## Job
Both ends included, set down the lines from the line containing "Transcribe the text in this document." through the last line of the records below, without pictures.

** Begin Extracted information **

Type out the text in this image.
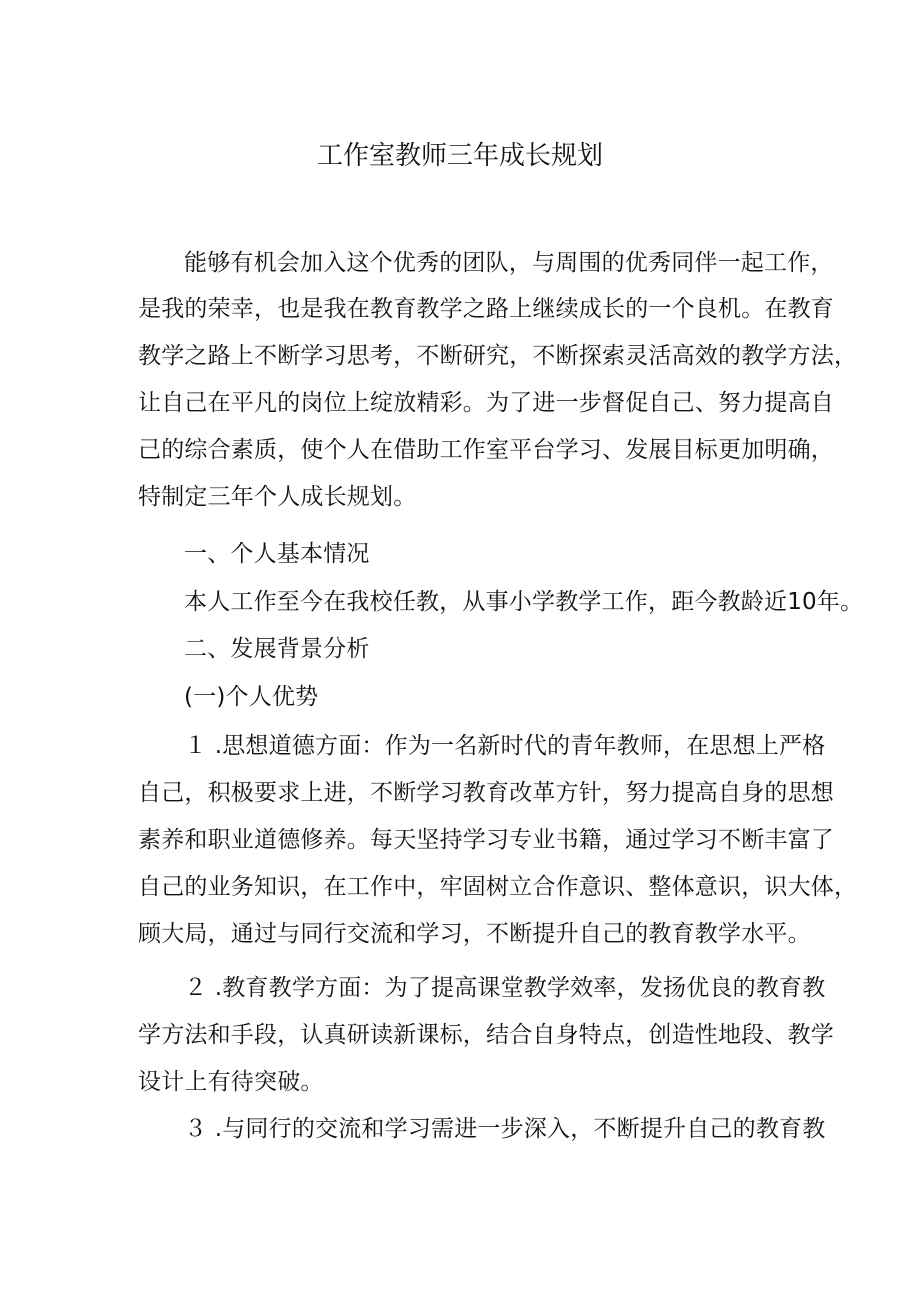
工作室教师三年成长规划
能够有机会加入这个优秀的团队，与周围的优秀同伴一起工作，
是我的荣幸，也是我在教育教学之路上继续成长的一个良机。在教育
教学之路上不断学习思考，不断研究，不断探索灵活高效的教学方法，
让自己在平凡的岗位上绽放精彩。为了进一步督促自己、努力提高自
己的综合素质，使个人在借助工作室平台学习、发展目标更加明确，
特制定三年个人成长规划。
一、个人基本情况
本人工作至今在我校任教，从事小学教学工作，距今教龄近10年。
二、发展背景分析
(一)个人优势
１ .思想道德方面：作为一名新时代的青年教师，在思想上严格
自己，积极要求上进，不断学习教育改革方针，努力提高自身的思想
素养和职业道德修养。每天坚持学习专业书籍，通过学习不断丰富了
自己的业务知识，在工作中，牢固树立合作意识、整体意识，识大体，
顾大局，通过与同行交流和学习，不断提升自己的教育教学水平。
２ .教育教学方面：为了提高课堂教学效率，发扬优良的教育教
学方法和手段，认真研读新课标，结合自身特点，创造性地段、教学
设计上有待突破。
３ .与同行的交流和学习需进一步深入，不断提升自己的教育教
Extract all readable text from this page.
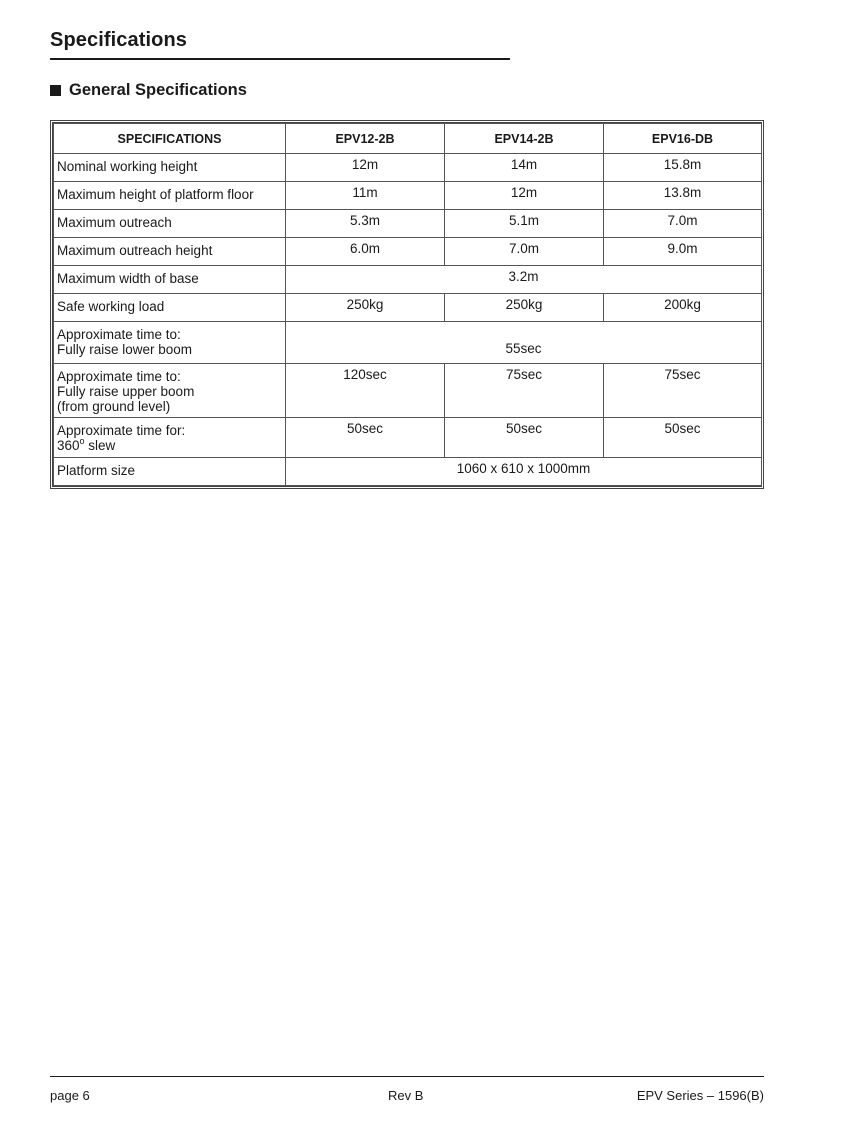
Specifications
General Specifications
SPECIFICATIONS	EPV12-2B	EPV14-2B	EPV16-DB
Nominal working height	12m	14m	15.8m
Maximum height of platform floor	11m	12m	13.8m
Maximum outreach	5.3m	5.1m	7.0m
Maximum outreach height	6.0m	7.0m	9.0m
Maximum width of base	3.2m		
Safe working load	250kg	250kg	200kg
Approximate time to:
Fully raise lower boom	55sec		
Approximate time to:
Fully raise upper boom
(from ground level)	120sec	75sec	75sec
Approximate time for:
360$^o$ slew	50sec	50sec	50sec
Platform size	1060 x 610 x 1000mm		
page 6	Rev B	EPV Series – 1596(B)
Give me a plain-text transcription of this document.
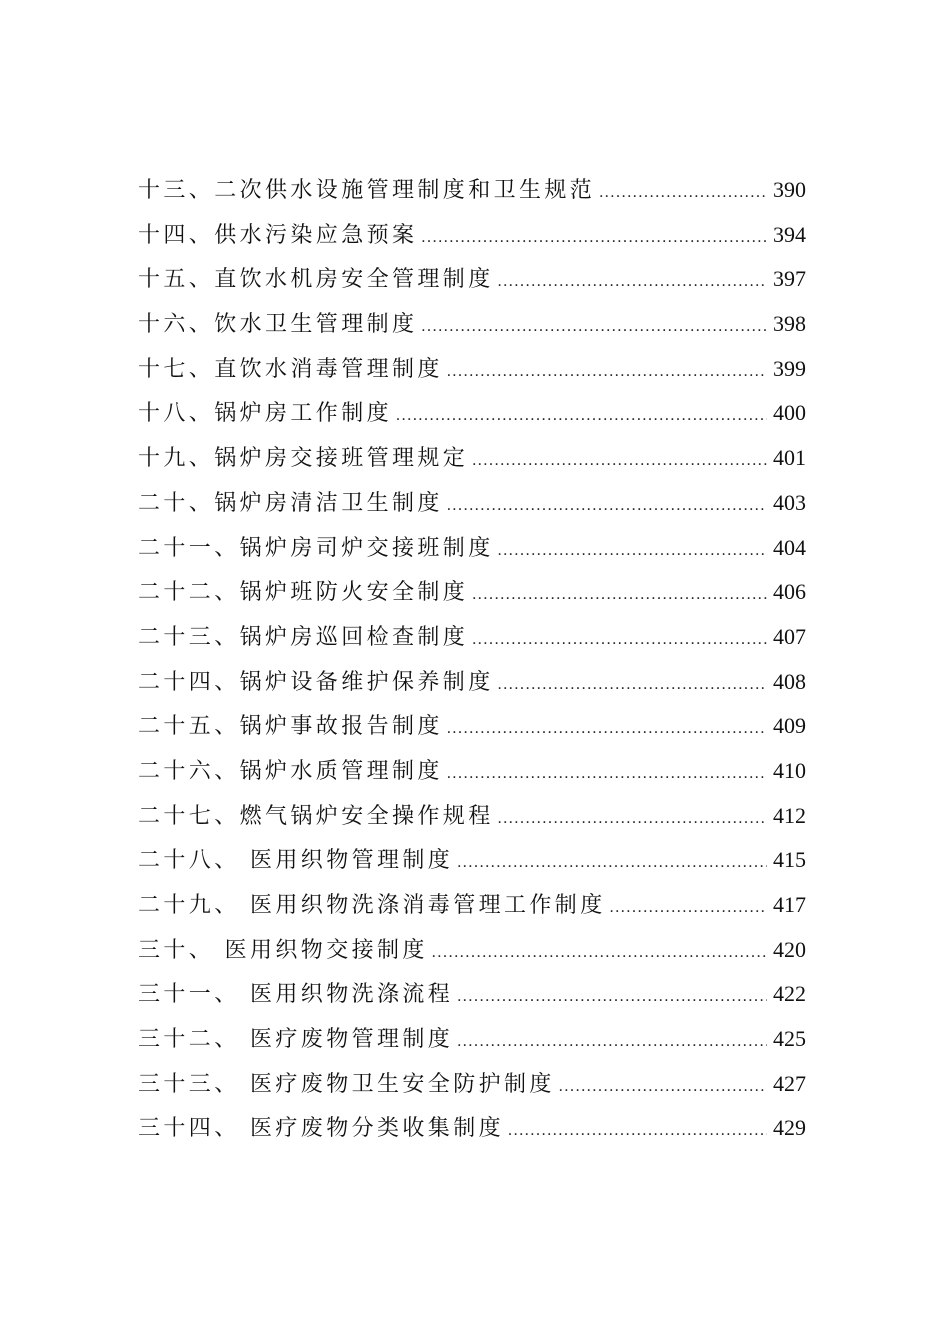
十三、二次供水设施管理制度和卫生规范 .....	390
十四、供水污染应急预案 .....	394
十五、直饮水机房安全管理制度 .....	397
十六、饮水卫生管理制度 .....	398
十七、直饮水消毒管理制度 .....	399
十八、锅炉房工作制度 .....	400
十九、锅炉房交接班管理规定 .....	401
二十、锅炉房清洁卫生制度 .....	403
二十一、锅炉房司炉交接班制度 .....	404
二十二、锅炉班防火安全制度 .....	406
二十三、锅炉房巡回检查制度 .....	407
二十四、锅炉设备维护保养制度 .....	408
二十五、锅炉事故报告制度 .....	409
二十六、锅炉水质管理制度 .....	410
二十七、燃气锅炉安全操作规程 .....	412
二十八、 医用织物管理制度 .....	415
二十九、 医用织物洗涤消毒管理工作制度 .....	417
三十、 医用织物交接制度 .....	420
三十一、 医用织物洗涤流程 .....	422
三十二、 医疗废物管理制度 .....	425
三十三、 医疗废物卫生安全防护制度 .....	427
三十四、 医疗废物分类收集制度 .....	429
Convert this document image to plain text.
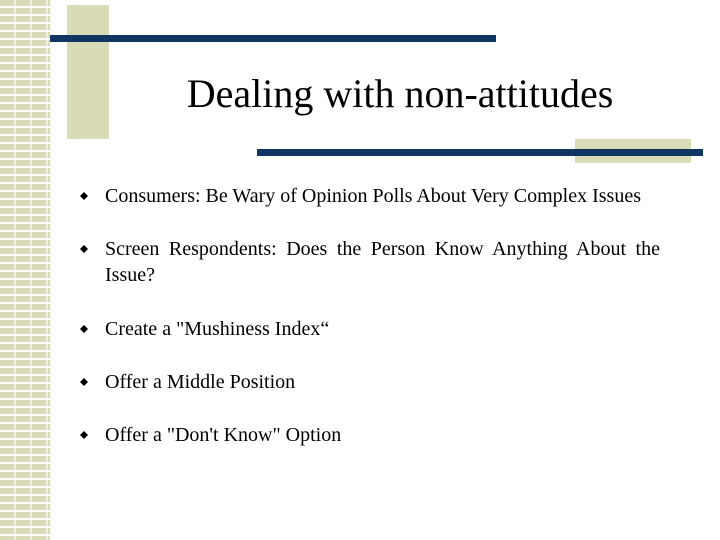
Dealing with non-attitudes
Consumers: Be Wary of Opinion Polls About Very Complex Issues
Screen Respondents: Does the Person Know Anything About the Issue?
Create a "Mushiness Index“
Offer a Middle Position
Offer a "Don't Know" Option
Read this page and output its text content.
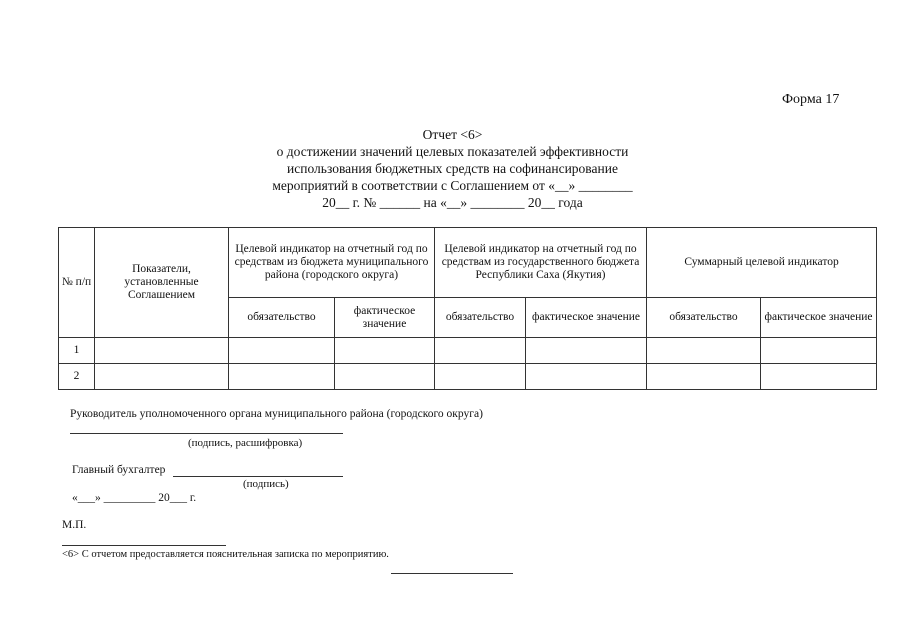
Форма 17
Отчет <6>
о достижении значений целевых показателей эффективности
использования бюджетных средств на софинансирование
мероприятий в соответствии с Соглашением от «__» ________
20__ г. № ______ на «__» ________ 20__ года
№ п/п	Показатели, установленные Соглашением	Целевой индикатор на отчетный год по средствам из бюджета муниципального района (городского округа)		Целевой индикатор на отчетный год по средствам из государственного бюджета Республики Саха (Якутия)		Суммарный целевой индикатор	
		обязательство	фактическое значение	обязательство	фактическое значение	обязательство	фактическое значение
1							
2							
Руководитель уполномоченного органа муниципального района (городского округа)
(подпись, расшифровка)
Главный бухгалтер
(подпись)
«___» _________ 20___ г.
М.П.
<6> С отчетом предоставляется пояснительная записка по мероприятию.
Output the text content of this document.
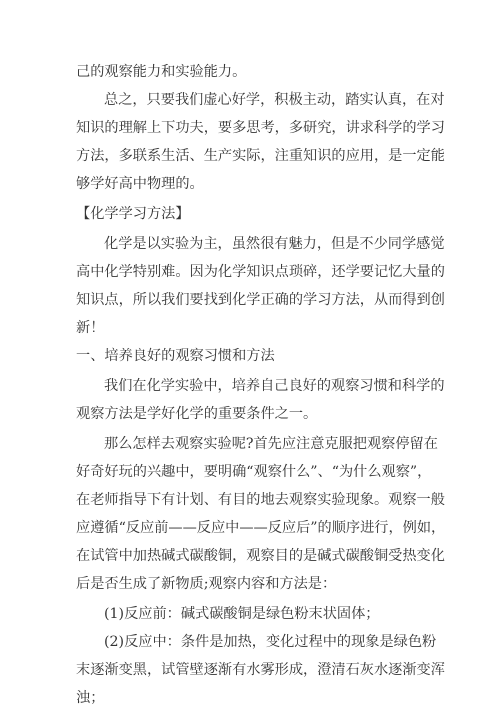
己的观察能力和实验能力。
总之，只要我们虚心好学，积极主动，踏实认真，在对
知识的理解上下功夫，要多思考，多研究，讲求科学的学习
方法，多联系生活、生产实际，注重知识的应用，是一定能
够学好高中物理的。
【化学学习方法】
化学是以实验为主，虽然很有魅力，但是不少同学感觉
高中化学特别难。因为化学知识点琐碎，还学要记忆大量的
知识点，所以我们要找到化学正确的学习方法，从而得到创
新！
一、培养良好的观察习惯和方法
我们在化学实验中，培养自己良好的观察习惯和科学的
观察方法是学好化学的重要条件之一。
那么怎样去观察实验呢?首先应注意克服把观察停留在
好奇好玩的兴趣中，要明确“观察什么”、“为什么观察”，
在老师指导下有计划、有目的地去观察实验现象。观察一般
应遵循“反应前——反应中——反应后”的顺序进行，例如，
在试管中加热碱式碳酸铜，观察目的是碱式碳酸铜受热变化
后是否生成了新物质;观察内容和方法是：
(1)反应前：碱式碳酸铜是绿色粉末状固体；
(2)反应中：条件是加热，变化过程中的现象是绿色粉
末逐渐变黑，试管壁逐渐有水雾形成，澄清石灰水逐渐变浑
浊；
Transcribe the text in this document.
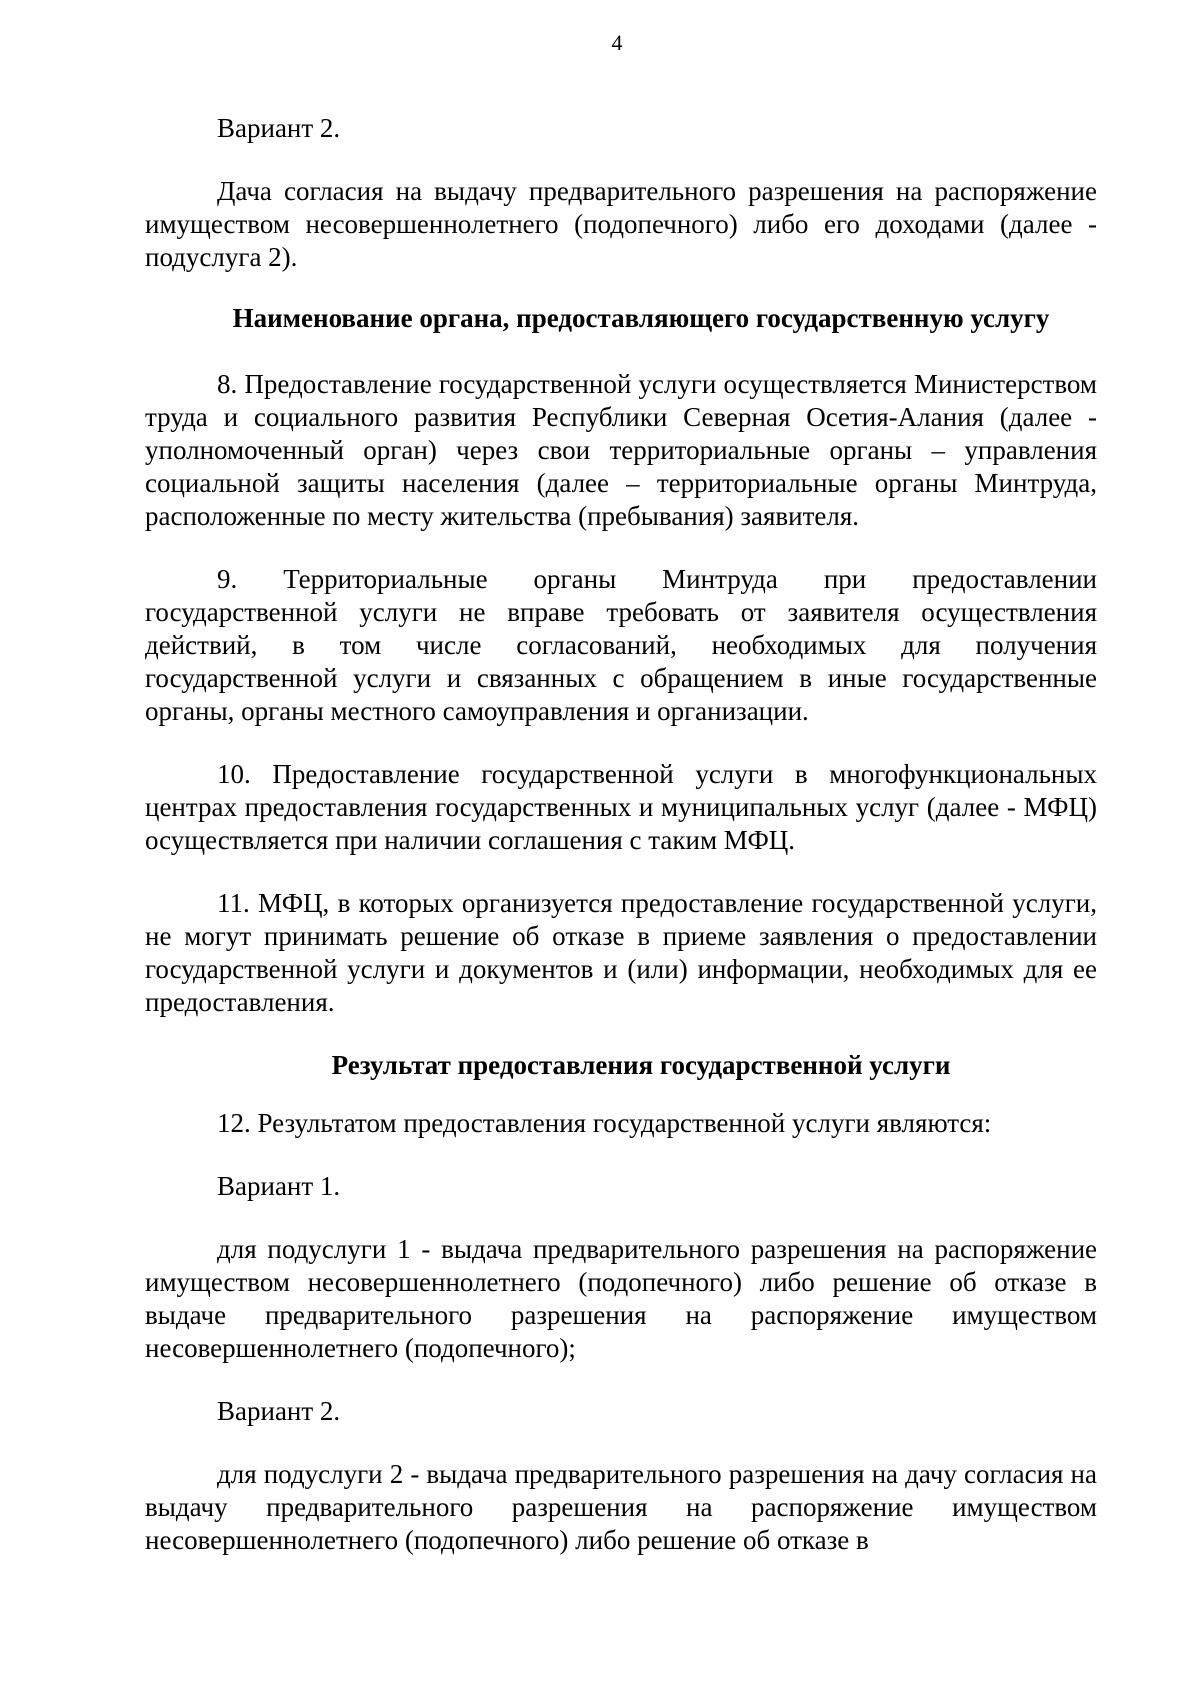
4

Вариант 2.

Дача согласия на выдачу предварительного разрешения на распоряжение имуществом несовершеннолетнего (подопечного) либо его доходами (далее - подуслуга 2).

Наименование органа, предоставляющего государственную услугу

8. Предоставление государственной услуги осуществляется Министерством труда и социального развития Республики Северная Осетия-Алания (далее - уполномоченный орган) через свои территориальные органы – управления социальной защиты населения (далее – территориальные органы Минтруда, расположенные по месту жительства (пребывания) заявителя.

9. Территориальные органы Минтруда при предоставлении государственной услуги не вправе требовать от заявителя осуществления действий, в том числе согласований, необходимых для получения государственной услуги и связанных с обращением в иные государственные органы, органы местного самоуправления и организации.

10. Предоставление государственной услуги в многофункциональных центрах предоставления государственных и муниципальных услуг (далее - МФЦ) осуществляется при наличии соглашения с таким МФЦ.

11. МФЦ, в которых организуется предоставление государственной услуги, не могут принимать решение об отказе в приеме заявления о предоставлении государственной услуги и документов и (или) информации, необходимых для ее предоставления.

Результат предоставления государственной услуги

12. Результатом предоставления государственной услуги являются:

Вариант 1.

для подуслуги 1 - выдача предварительного разрешения на распоряжение имуществом несовершеннолетнего (подопечного) либо решение об отказе в выдаче предварительного разрешения на распоряжение имуществом несовершеннолетнего (подопечного);

Вариант 2.

для подуслуги 2 - выдача предварительного разрешения на дачу согласия на выдачу предварительного разрешения на распоряжение имуществом несовершеннолетнего (подопечного) либо решение об отказе в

** End Extracted information **

## Exercise solution
Transcribe the text in this document.
4

Вариант 2.

Дача согласия на выдачу предварительного разрешения на распоряжение имуществом несовершеннолетнего (подопечного) либо его доходами (далее - подуслуга 2).

Наименование органа, предоставляющего государственную услугу

8. Предоставление государственной услуги осуществляется Министерством труда и социального развития Республики Северная Осетия-Алания (далее - уполномоченный орган) через свои территориальные органы – управления социальной защиты населения (далее – территориальные органы Минтруда, расположенные по месту жительства (пребывания) заявителя.

9. Территориальные органы Минтруда при предоставлении государственной услуги не вправе требовать от заявителя осуществления действий, в том числе согласований, необходимых для получения государственной услуги и связанных с обращением в иные государственные органы, органы местного самоуправления и организации.

10. Предоставление государственной услуги в многофункциональных центрах предоставления государственных и муниципальных услуг (далее - МФЦ) осуществляется при наличии соглашения с таким МФЦ.

11. МФЦ, в которых организуется предоставление государственной услуги, не могут принимать решение об отказе в приеме заявления о предоставлении государственной услуги и документов и (или) информации, необходимых для ее предоставления.

Результат предоставления государственной услуги

12. Результатом предоставления государственной услуги являются:

Вариант 1.

для подуслуги 1 - выдача предварительного разрешения на распоряжение имуществом несовершеннолетнего (подопечного) либо решение об отказе в выдаче предварительного разрешения на распоряжение имуществом несовершеннолетнего (подопечного);

Вариант 2.

для подуслуги 2 - выдача предварительного разрешения на дачу согласия на выдачу предварительного разрешения на распоряжение имуществом несовершеннолетнего (подопечного) либо решение об отказе в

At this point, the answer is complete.